→ MATERIAL PROVIDED
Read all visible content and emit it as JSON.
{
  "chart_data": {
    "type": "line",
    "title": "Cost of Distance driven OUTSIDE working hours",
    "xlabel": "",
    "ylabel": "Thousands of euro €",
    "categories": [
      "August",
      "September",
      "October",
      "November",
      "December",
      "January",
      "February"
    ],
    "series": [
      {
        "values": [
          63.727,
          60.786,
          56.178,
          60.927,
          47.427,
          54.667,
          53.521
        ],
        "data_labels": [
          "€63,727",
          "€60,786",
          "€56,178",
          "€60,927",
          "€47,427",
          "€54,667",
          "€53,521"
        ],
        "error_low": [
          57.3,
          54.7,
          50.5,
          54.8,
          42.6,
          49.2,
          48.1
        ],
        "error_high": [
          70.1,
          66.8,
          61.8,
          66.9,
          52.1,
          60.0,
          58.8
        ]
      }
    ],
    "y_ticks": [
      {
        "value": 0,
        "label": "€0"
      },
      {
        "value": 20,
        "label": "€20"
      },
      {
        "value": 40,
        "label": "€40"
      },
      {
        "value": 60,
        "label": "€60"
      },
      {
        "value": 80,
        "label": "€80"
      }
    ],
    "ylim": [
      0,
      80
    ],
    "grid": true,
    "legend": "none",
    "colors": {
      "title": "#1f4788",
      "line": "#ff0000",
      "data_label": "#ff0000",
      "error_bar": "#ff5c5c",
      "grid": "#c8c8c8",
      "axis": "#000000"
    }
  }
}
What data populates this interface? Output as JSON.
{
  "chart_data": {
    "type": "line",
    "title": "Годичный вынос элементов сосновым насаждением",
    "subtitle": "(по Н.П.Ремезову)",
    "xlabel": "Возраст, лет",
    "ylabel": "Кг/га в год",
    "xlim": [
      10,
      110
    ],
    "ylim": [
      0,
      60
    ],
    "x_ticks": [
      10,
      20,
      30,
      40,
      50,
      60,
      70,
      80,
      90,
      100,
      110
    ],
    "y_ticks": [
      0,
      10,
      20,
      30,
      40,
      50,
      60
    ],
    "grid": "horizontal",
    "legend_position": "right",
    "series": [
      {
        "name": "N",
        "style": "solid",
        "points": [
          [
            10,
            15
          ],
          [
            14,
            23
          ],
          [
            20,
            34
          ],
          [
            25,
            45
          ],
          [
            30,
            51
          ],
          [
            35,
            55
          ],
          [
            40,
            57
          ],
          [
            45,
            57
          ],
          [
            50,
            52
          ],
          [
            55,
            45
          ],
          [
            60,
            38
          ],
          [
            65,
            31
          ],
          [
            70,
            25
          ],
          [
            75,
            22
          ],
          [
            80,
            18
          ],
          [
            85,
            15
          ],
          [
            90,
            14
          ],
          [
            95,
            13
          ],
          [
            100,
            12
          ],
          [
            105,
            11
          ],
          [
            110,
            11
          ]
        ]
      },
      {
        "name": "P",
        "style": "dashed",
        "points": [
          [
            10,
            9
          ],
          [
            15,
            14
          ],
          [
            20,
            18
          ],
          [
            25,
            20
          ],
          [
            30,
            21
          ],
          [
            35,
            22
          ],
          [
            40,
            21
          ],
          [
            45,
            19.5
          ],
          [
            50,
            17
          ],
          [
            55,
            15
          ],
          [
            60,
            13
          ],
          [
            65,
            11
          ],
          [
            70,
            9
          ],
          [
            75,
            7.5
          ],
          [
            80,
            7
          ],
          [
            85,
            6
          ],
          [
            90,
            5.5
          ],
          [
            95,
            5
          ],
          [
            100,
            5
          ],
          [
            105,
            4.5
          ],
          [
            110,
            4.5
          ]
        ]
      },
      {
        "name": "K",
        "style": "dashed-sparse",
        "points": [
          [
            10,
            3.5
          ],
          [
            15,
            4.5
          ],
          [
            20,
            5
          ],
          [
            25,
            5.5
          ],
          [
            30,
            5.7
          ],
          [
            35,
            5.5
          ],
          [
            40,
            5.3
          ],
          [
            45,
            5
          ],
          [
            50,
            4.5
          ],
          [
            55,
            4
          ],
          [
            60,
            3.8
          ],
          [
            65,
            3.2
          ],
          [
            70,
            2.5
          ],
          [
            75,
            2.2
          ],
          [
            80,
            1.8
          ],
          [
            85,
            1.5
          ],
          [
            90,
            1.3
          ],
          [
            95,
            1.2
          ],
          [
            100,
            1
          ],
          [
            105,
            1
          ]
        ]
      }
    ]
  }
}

→ YOUR INSTRUCTIONS
Give back each line above precisely as it stands.

→ THE REPLY
Read all visible content and emit it as JSON.
{
  "chart_data": {
    "type": "line",
    "title": "Cost of Distance driven OUTSIDE working hours",
    "xlabel": "",
    "ylabel": "Thousands of euro €",
    "categories": [
      "August",
      "September",
      "October",
      "November",
      "December",
      "January",
      "February"
    ],
    "series": [
      {
        "values": [
          63.727,
          60.786,
          56.178,
          60.927,
          47.427,
          54.667,
          53.521
        ],
        "data_labels": [
          "€63,727",
          "€60,786",
          "€56,178",
          "€60,927",
          "€47,427",
          "€54,667",
          "€53,521"
        ],
        "error_low": [
          57.3,
          54.7,
          50.5,
          54.8,
          42.6,
          49.2,
          48.1
        ],
        "error_high": [
          70.1,
          66.8,
          61.8,
          66.9,
          52.1,
          60.0,
          58.8
        ]
      }
    ],
    "y_ticks": [
      {
        "value": 0,
        "label": "€0"
      },
      {
        "value": 20,
        "label": "€20"
      },
      {
        "value": 40,
        "label": "€40"
      },
      {
        "value": 60,
        "label": "€60"
      },
      {
        "value": 80,
        "label": "€80"
      }
    ],
    "ylim": [
      0,
      80
    ],
    "grid": true,
    "legend": "none",
    "colors": {
      "title": "#1f4788",
      "line": "#ff0000",
      "data_label": "#ff0000",
      "error_bar": "#ff5c5c",
      "grid": "#c8c8c8",
      "axis": "#000000"
    }
  }
}
What data populates this interface? Output as JSON.
{
  "chart_data": {
    "type": "line",
    "title": "Годичный вынос элементов сосновым насаждением",
    "subtitle": "(по Н.П.Ремезову)",
    "xlabel": "Возраст, лет",
    "ylabel": "Кг/га в год",
    "xlim": [
      10,
      110
    ],
    "ylim": [
      0,
      60
    ],
    "x_ticks": [
      10,
      20,
      30,
      40,
      50,
      60,
      70,
      80,
      90,
      100,
      110
    ],
    "y_ticks": [
      0,
      10,
      20,
      30,
      40,
      50,
      60
    ],
    "grid": "horizontal",
    "legend_position": "right",
    "series": [
      {
        "name": "N",
        "style": "solid",
        "points": [
          [
            10,
            15
          ],
          [
            14,
            23
          ],
          [
            20,
            34
          ],
          [
            25,
            45
          ],
          [
            30,
            51
          ],
          [
            35,
            55
          ],
          [
            40,
            57
          ],
          [
            45,
            57
          ],
          [
            50,
            52
          ],
          [
            55,
            45
          ],
          [
            60,
            38
          ],
          [
            65,
            31
          ],
          [
            70,
            25
          ],
          [
            75,
            22
          ],
          [
            80,
            18
          ],
          [
            85,
            15
          ],
          [
            90,
            14
          ],
          [
            95,
            13
          ],
          [
            100,
            12
          ],
          [
            105,
            11
          ],
          [
            110,
            11
          ]
        ]
      },
      {
        "name": "P",
        "style": "dashed",
        "points": [
          [
            10,
            9
          ],
          [
            15,
            14
          ],
          [
            20,
            18
          ],
          [
            25,
            20
          ],
          [
            30,
            21
          ],
          [
            35,
            22
          ],
          [
            40,
            21
          ],
          [
            45,
            19.5
          ],
          [
            50,
            17
          ],
          [
            55,
            15
          ],
          [
            60,
            13
          ],
          [
            65,
            11
          ],
          [
            70,
            9
          ],
          [
            75,
            7.5
          ],
          [
            80,
            7
          ],
          [
            85,
            6
          ],
          [
            90,
            5.5
          ],
          [
            95,
            5
          ],
          [
            100,
            5
          ],
          [
            105,
            4.5
          ],
          [
            110,
            4.5
          ]
        ]
      },
      {
        "name": "K",
        "style": "dashed-sparse",
        "points": [
          [
            10,
            3.5
          ],
          [
            15,
            4.5
          ],
          [
            20,
            5
          ],
          [
            25,
            5.5
          ],
          [
            30,
            5.7
          ],
          [
            35,
            5.5
          ],
          [
            40,
            5.3
          ],
          [
            45,
            5
          ],
          [
            50,
            4.5
          ],
          [
            55,
            4
          ],
          [
            60,
            3.8
          ],
          [
            65,
            3.2
          ],
          [
            70,
            2.5
          ],
          [
            75,
            2.2
          ],
          [
            80,
            1.8
          ],
          [
            85,
            1.5
          ],
          [
            90,
            1.3
          ],
          [
            95,
            1.2
          ],
          [
            100,
            1
          ],
          [
            105,
            1
          ]
        ]
      }
    ]
  }
}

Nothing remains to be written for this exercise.